_WHAT IS EXPECTED_. Wherever the word "Settembre" appears in a line, extract that line.

=== INFORMATION SHOWN ===

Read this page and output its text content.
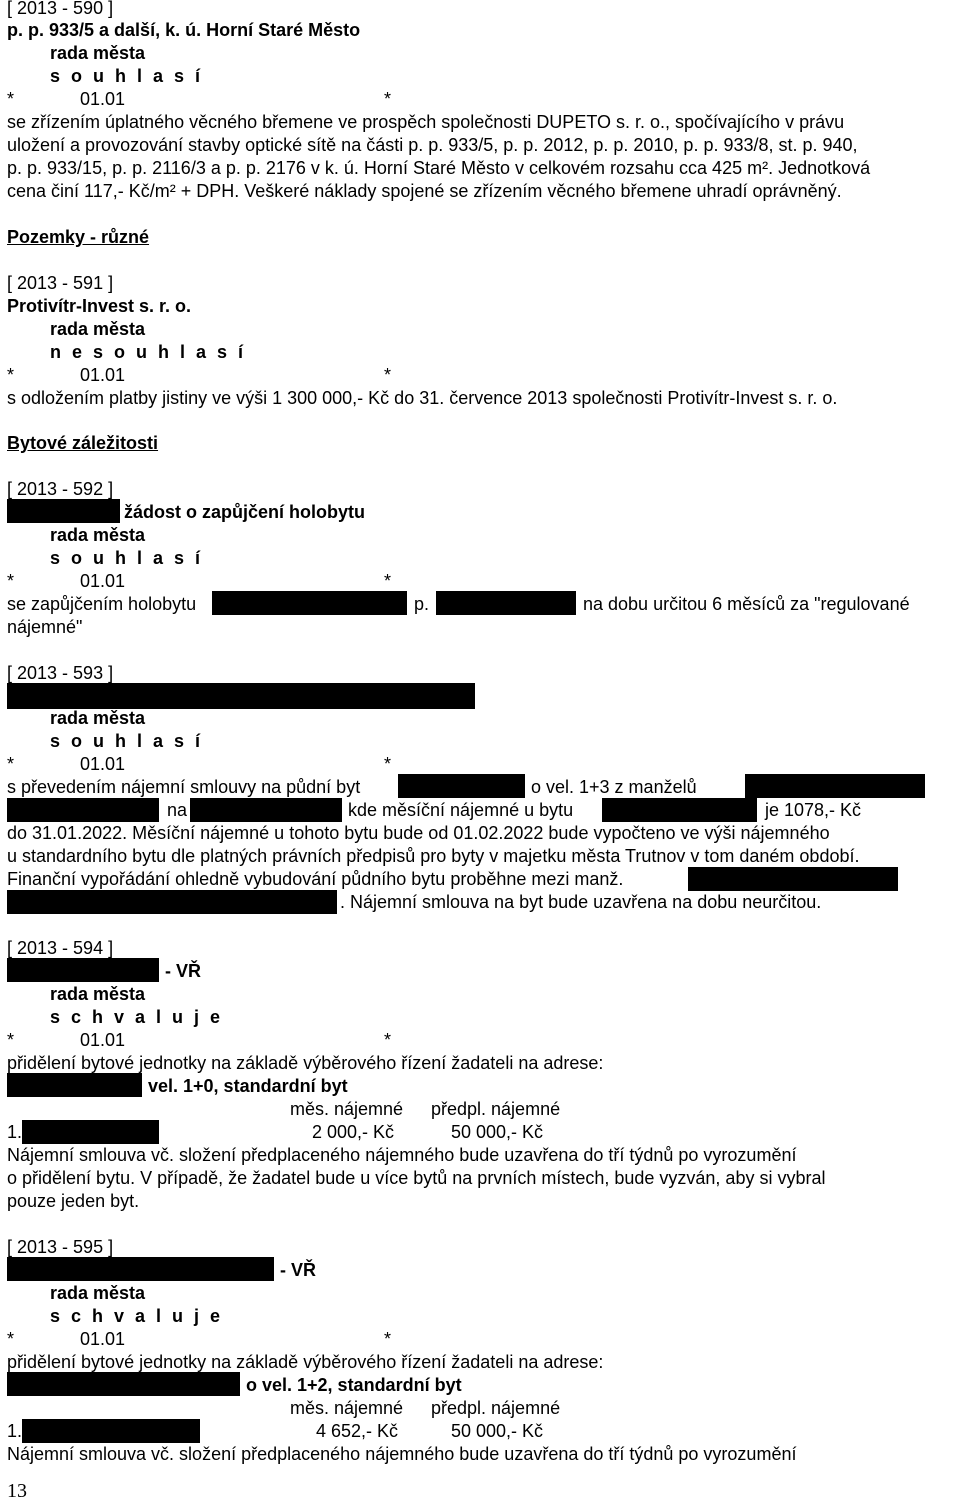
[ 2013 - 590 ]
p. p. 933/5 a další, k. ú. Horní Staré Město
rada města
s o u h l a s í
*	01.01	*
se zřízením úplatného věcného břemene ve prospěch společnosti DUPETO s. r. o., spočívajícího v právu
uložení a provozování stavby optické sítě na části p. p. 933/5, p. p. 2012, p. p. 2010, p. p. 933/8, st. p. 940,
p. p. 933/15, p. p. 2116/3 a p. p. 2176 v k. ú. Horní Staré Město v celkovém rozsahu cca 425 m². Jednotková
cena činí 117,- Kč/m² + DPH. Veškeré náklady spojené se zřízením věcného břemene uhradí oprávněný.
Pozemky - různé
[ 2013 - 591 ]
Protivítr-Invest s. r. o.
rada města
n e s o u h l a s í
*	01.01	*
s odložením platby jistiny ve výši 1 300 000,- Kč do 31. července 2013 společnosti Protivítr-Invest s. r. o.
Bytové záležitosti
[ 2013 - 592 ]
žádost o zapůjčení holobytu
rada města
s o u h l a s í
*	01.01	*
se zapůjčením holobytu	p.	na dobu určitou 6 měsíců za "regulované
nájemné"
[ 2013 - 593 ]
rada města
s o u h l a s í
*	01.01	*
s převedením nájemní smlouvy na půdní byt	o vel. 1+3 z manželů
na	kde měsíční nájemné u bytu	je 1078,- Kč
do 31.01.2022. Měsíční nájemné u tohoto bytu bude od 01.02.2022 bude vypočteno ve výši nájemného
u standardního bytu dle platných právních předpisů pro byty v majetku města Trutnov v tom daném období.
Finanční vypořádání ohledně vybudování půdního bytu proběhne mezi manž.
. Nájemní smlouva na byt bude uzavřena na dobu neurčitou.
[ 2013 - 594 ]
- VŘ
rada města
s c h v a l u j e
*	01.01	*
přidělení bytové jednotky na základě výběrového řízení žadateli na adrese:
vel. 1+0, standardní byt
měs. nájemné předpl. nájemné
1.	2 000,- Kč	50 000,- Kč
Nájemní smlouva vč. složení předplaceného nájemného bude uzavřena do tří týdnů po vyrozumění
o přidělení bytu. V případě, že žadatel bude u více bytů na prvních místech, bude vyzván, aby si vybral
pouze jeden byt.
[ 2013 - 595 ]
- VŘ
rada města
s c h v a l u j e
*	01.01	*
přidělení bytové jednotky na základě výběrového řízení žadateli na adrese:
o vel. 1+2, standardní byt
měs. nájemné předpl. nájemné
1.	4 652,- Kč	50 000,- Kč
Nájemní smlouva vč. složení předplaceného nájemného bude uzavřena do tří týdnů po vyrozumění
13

===
=== INFORMATION SHOWN ===

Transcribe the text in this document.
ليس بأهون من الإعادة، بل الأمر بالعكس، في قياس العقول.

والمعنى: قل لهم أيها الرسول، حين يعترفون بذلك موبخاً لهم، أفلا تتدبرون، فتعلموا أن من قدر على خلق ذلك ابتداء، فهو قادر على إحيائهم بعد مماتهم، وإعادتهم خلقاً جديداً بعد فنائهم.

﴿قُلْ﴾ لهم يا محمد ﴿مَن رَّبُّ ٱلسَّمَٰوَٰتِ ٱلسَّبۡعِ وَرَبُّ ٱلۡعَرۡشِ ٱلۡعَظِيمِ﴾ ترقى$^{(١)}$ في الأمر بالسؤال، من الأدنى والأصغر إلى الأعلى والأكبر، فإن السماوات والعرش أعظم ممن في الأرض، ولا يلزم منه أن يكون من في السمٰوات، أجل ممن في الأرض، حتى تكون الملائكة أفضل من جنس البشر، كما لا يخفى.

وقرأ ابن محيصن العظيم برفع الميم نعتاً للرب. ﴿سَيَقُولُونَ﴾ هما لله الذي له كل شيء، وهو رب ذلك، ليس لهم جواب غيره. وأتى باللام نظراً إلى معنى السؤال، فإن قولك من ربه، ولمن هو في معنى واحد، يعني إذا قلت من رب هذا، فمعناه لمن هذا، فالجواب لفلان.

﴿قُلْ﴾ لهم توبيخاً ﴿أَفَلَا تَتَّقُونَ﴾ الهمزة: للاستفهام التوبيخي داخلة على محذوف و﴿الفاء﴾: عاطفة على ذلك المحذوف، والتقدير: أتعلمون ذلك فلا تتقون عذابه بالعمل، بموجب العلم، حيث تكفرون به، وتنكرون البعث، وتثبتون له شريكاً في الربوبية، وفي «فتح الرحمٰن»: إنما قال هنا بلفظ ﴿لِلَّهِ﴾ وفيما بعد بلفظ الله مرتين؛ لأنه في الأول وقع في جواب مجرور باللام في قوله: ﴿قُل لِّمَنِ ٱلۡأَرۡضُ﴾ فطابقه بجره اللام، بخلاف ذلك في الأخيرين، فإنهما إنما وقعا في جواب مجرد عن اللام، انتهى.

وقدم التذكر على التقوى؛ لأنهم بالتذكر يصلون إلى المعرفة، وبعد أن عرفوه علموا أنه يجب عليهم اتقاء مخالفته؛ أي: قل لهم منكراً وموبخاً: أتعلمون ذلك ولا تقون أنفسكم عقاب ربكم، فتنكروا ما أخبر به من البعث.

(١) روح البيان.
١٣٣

===
=== INFORMATION SHOWN ===

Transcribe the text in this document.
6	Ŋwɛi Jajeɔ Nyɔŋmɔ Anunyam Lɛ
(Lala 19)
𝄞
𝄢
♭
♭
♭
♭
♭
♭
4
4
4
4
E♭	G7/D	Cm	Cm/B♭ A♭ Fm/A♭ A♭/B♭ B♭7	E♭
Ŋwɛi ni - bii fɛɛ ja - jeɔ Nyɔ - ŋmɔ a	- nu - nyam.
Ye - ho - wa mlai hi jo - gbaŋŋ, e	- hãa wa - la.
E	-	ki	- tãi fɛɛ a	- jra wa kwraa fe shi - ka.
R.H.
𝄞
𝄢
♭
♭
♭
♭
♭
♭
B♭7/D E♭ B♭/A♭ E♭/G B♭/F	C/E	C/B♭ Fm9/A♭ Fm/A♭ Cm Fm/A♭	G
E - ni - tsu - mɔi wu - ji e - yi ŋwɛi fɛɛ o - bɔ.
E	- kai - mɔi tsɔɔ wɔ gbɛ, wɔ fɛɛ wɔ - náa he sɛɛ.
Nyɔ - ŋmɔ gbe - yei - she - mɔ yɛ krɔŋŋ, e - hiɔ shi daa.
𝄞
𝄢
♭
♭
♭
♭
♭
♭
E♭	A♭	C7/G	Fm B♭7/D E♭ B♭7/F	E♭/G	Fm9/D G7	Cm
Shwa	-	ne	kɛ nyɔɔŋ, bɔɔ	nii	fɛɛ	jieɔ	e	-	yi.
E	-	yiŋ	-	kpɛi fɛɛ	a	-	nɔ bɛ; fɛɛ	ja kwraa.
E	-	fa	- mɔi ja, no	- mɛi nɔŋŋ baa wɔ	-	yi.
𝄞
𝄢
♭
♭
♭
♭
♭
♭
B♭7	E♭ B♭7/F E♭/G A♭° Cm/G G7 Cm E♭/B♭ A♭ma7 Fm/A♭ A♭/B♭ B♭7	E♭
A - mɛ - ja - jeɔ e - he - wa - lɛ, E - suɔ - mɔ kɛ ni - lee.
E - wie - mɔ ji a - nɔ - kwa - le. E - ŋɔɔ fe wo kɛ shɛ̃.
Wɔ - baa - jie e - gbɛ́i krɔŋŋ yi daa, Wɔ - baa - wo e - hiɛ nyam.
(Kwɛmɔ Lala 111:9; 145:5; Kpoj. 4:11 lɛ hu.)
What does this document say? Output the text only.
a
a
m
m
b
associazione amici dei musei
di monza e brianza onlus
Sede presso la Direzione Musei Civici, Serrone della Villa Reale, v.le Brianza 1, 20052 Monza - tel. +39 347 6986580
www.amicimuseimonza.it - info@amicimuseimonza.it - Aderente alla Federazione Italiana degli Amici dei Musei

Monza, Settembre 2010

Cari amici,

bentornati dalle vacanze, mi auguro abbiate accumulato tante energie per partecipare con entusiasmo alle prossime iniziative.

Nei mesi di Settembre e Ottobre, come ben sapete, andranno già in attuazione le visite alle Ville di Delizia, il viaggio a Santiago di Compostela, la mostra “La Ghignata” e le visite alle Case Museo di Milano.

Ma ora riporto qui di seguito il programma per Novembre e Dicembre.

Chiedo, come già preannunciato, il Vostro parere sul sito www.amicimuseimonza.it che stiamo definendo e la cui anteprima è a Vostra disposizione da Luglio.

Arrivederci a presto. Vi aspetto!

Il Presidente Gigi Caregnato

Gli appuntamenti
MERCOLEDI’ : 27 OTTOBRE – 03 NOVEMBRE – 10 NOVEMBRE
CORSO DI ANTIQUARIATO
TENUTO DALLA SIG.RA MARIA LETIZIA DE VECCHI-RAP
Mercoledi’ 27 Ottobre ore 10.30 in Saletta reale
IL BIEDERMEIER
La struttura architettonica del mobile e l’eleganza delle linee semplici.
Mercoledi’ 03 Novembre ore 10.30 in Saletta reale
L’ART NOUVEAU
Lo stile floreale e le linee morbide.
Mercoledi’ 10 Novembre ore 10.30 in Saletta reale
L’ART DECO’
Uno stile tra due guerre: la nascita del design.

===

_OUTPUT FOR THIS TASK_.
Monza, Settembre 2010
Nei mesi di Settembre e Ottobre, come ben sapete, andranno già in attuazione le visite alle Ville di Delizia, il viaggio a Santiago di Compostela, la mostra “La Ghignata” e le visite alle Case Museo di Milano.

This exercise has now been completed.